Given problem
Out of the lines below, please list those that hold the string "CAGR".

>> start Task inputs

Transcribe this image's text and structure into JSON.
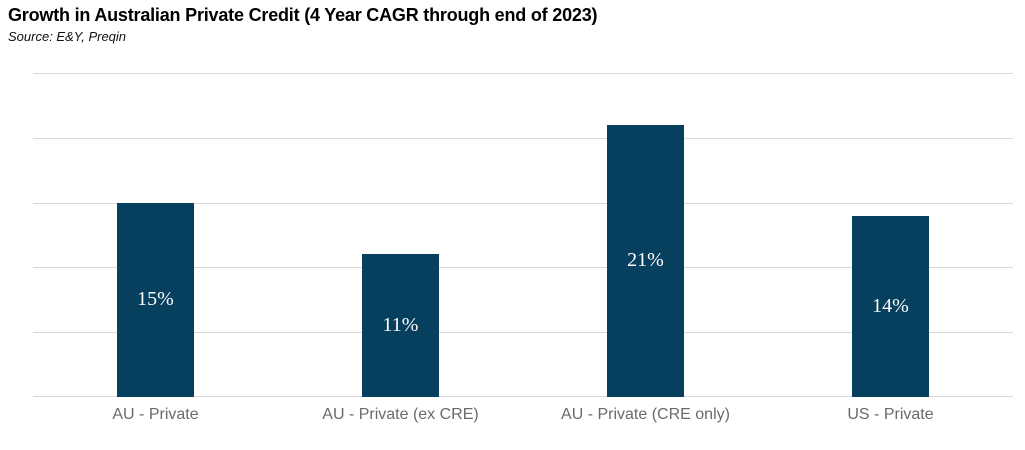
{
  "title": "Growth in Australian Private Credit (4 Year CAGR through end of 2023)",
  "source": "Source: E&Y, Preqin",
  "colors": {
    "bar": "#073F5E",
    "gridline": "#D9D9D9",
    "axis_label": "#6A6A6A",
    "data_label": "#FFFFFF",
    "title": "#000000",
    "background": "#FFFFFF"
  },
  "chart_data": {
    "type": "bar",
    "title": "Growth in Australian Private Credit (4 Year CAGR through end of 2023)",
    "subtitle": "Source: E&Y, Preqin",
    "categories": [
      "AU - Private",
      "AU - Private (ex CRE)",
      "AU - Private (CRE only)",
      "US - Private"
    ],
    "values": [
      15,
      11,
      21,
      14
    ],
    "data_labels": [
      "15%",
      "11%",
      "21%",
      "14%"
    ],
    "xlabel": "",
    "ylabel": "",
    "ylim": [
      0,
      25
    ],
    "gridline_count": 6,
    "grid": "on",
    "legend": "none",
    "y_axis_tick_labels_visible": false
  }
}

>> end Task inputs

Solution to the exercise
  "title": "Growth in Australian Private Credit (4 Year CAGR through end of 2023)",
    "title": "Growth in Australian Private Credit (4 Year CAGR through end of 2023)",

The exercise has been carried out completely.